§ Exercise inputs
★ ★ ★ ★ ★ ★ ★
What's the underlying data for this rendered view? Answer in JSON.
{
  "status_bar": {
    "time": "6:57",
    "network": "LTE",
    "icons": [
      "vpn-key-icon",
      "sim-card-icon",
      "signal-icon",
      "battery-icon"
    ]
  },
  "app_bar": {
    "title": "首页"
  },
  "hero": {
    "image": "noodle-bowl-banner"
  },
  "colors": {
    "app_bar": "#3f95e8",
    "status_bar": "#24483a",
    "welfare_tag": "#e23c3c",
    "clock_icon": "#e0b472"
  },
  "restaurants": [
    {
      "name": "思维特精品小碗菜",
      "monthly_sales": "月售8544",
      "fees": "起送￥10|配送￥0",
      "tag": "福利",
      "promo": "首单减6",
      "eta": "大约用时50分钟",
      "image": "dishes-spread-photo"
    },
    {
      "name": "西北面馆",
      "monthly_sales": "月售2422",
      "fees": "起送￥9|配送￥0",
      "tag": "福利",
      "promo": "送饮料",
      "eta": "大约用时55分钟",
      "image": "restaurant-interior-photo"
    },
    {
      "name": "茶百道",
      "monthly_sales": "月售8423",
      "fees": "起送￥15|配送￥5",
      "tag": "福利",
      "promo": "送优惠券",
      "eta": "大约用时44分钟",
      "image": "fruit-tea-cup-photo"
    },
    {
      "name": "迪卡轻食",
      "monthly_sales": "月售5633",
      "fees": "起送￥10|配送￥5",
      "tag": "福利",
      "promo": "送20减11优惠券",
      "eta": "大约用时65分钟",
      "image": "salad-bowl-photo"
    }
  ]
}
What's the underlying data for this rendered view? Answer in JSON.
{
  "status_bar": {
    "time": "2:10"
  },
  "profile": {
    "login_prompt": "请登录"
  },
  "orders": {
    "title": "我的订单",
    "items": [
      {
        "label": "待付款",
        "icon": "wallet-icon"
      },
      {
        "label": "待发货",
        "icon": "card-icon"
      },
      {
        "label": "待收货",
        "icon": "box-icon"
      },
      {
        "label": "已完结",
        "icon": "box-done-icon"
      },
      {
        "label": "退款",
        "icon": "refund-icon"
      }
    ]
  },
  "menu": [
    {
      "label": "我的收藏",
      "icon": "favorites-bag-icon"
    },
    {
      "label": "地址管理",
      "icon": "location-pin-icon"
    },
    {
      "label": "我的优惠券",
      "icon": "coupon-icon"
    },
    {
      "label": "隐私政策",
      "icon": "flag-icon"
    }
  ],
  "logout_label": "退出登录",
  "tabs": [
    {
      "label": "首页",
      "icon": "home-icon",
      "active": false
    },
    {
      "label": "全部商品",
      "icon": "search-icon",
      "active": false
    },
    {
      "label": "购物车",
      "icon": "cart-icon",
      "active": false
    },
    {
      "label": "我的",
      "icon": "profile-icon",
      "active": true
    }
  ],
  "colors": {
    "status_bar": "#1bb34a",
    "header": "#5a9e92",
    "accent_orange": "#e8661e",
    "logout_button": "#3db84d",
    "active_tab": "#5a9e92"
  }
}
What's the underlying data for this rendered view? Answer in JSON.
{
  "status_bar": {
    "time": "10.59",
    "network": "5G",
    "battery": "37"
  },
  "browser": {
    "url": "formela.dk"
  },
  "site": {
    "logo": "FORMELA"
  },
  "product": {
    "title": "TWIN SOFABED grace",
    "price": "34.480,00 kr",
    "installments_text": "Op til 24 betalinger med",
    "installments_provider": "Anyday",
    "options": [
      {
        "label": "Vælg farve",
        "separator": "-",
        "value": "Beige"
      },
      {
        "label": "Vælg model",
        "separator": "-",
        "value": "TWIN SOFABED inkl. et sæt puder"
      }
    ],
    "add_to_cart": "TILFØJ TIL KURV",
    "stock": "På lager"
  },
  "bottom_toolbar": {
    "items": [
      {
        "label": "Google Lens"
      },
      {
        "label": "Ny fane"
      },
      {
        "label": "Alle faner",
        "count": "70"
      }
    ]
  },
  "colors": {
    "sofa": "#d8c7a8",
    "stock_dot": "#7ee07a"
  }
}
★ ★ ★ ★ ★ ★ ★
§ Goal of the exercise
Repeat the material above exactly.

§ Solved problem
What's the underlying data for this rendered view? Answer in JSON.
{
  "status_bar": {
    "time": "6:57",
    "network": "LTE",
    "icons": [
      "vpn-key-icon",
      "sim-card-icon",
      "signal-icon",
      "battery-icon"
    ]
  },
  "app_bar": {
    "title": "首页"
  },
  "hero": {
    "image": "noodle-bowl-banner"
  },
  "colors": {
    "app_bar": "#3f95e8",
    "status_bar": "#24483a",
    "welfare_tag": "#e23c3c",
    "clock_icon": "#e0b472"
  },
  "restaurants": [
    {
      "name": "思维特精品小碗菜",
      "monthly_sales": "月售8544",
      "fees": "起送￥10|配送￥0",
      "tag": "福利",
      "promo": "首单减6",
      "eta": "大约用时50分钟",
      "image": "dishes-spread-photo"
    },
    {
      "name": "西北面馆",
      "monthly_sales": "月售2422",
      "fees": "起送￥9|配送￥0",
      "tag": "福利",
      "promo": "送饮料",
      "eta": "大约用时55分钟",
      "image": "restaurant-interior-photo"
    },
    {
      "name": "茶百道",
      "monthly_sales": "月售8423",
      "fees": "起送￥15|配送￥5",
      "tag": "福利",
      "promo": "送优惠券",
      "eta": "大约用时44分钟",
      "image": "fruit-tea-cup-photo"
    },
    {
      "name": "迪卡轻食",
      "monthly_sales": "月售5633",
      "fees": "起送￥10|配送￥5",
      "tag": "福利",
      "promo": "送20减11优惠券",
      "eta": "大约用时65分钟",
      "image": "salad-bowl-photo"
    }
  ]
}
What's the underlying data for this rendered view? Answer in JSON.
{
  "status_bar": {
    "time": "2:10"
  },
  "profile": {
    "login_prompt": "请登录"
  },
  "orders": {
    "title": "我的订单",
    "items": [
      {
        "label": "待付款",
        "icon": "wallet-icon"
      },
      {
        "label": "待发货",
        "icon": "card-icon"
      },
      {
        "label": "待收货",
        "icon": "box-icon"
      },
      {
        "label": "已完结",
        "icon": "box-done-icon"
      },
      {
        "label": "退款",
        "icon": "refund-icon"
      }
    ]
  },
  "menu": [
    {
      "label": "我的收藏",
      "icon": "favorites-bag-icon"
    },
    {
      "label": "地址管理",
      "icon": "location-pin-icon"
    },
    {
      "label": "我的优惠券",
      "icon": "coupon-icon"
    },
    {
      "label": "隐私政策",
      "icon": "flag-icon"
    }
  ],
  "logout_label": "退出登录",
  "tabs": [
    {
      "label": "首页",
      "icon": "home-icon",
      "active": false
    },
    {
      "label": "全部商品",
      "icon": "search-icon",
      "active": false
    },
    {
      "label": "购物车",
      "icon": "cart-icon",
      "active": false
    },
    {
      "label": "我的",
      "icon": "profile-icon",
      "active": true
    }
  ],
  "colors": {
    "status_bar": "#1bb34a",
    "header": "#5a9e92",
    "accent_orange": "#e8661e",
    "logout_button": "#3db84d",
    "active_tab": "#5a9e92"
  }
}
What's the underlying data for this rendered view? Answer in JSON.
{
  "status_bar": {
    "time": "10.59",
    "network": "5G",
    "battery": "37"
  },
  "browser": {
    "url": "formela.dk"
  },
  "site": {
    "logo": "FORMELA"
  },
  "product": {
    "title": "TWIN SOFABED grace",
    "price": "34.480,00 kr",
    "installments_text": "Op til 24 betalinger med",
    "installments_provider": "Anyday",
    "options": [
      {
        "label": "Vælg farve",
        "separator": "-",
        "value": "Beige"
      },
      {
        "label": "Vælg model",
        "separator": "-",
        "value": "TWIN SOFABED inkl. et sæt puder"
      }
    ],
    "add_to_cart": "TILFØJ TIL KURV",
    "stock": "På lager"
  },
  "bottom_toolbar": {
    "items": [
      {
        "label": "Google Lens"
      },
      {
        "label": "Ny fane"
      },
      {
        "label": "Alle faner",
        "count": "70"
      }
    ]
  },
  "colors": {
    "sofa": "#d8c7a8",
    "stock_dot": "#7ee07a"
  }
}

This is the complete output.